**JOB**
Scan the following material for the string "отговори" and copy each line in which it appears.
>> begin EXCERPTED DATA
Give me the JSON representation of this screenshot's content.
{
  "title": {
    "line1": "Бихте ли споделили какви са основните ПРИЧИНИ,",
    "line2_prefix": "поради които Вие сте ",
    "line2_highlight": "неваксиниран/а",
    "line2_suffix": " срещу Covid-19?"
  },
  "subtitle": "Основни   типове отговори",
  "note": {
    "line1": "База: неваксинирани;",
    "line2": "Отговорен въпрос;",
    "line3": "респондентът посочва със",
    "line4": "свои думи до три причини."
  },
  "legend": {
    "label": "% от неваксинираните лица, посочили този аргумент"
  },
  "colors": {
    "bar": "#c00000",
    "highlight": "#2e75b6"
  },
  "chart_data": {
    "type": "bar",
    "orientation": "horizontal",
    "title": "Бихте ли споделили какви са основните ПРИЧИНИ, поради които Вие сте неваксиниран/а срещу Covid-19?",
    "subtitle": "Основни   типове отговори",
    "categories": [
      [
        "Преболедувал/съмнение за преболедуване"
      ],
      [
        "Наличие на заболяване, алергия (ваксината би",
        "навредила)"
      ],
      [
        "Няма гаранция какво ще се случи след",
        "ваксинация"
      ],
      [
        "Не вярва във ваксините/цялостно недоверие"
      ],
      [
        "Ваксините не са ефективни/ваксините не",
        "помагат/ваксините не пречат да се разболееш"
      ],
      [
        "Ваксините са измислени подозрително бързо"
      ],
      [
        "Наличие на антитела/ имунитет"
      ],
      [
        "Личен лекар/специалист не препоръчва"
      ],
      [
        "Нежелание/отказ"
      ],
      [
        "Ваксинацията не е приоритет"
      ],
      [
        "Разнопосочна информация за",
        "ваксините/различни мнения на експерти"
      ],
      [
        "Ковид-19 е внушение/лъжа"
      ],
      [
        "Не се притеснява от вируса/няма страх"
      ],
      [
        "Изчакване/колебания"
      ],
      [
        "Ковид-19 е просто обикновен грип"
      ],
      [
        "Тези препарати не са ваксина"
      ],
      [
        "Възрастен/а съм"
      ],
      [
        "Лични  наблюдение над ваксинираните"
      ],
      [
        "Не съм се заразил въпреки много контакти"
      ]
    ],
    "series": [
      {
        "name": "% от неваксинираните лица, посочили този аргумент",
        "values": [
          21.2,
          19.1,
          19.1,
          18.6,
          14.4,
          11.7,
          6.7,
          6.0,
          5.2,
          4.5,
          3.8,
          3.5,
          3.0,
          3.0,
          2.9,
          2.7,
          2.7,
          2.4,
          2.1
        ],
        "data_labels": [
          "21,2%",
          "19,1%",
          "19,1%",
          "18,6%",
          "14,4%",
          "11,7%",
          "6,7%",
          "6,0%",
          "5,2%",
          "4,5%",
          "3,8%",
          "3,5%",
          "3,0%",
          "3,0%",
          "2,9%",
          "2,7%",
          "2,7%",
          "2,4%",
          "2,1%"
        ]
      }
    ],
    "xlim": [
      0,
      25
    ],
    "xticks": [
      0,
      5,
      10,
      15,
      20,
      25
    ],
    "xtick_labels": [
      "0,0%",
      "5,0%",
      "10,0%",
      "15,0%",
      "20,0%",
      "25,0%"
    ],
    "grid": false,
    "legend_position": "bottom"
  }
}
>> end EXCERPTED DATA
**TASK RESPONSE**
  "subtitle": "Основни   типове отговори",
    "subtitle": "Основни   типове отговори",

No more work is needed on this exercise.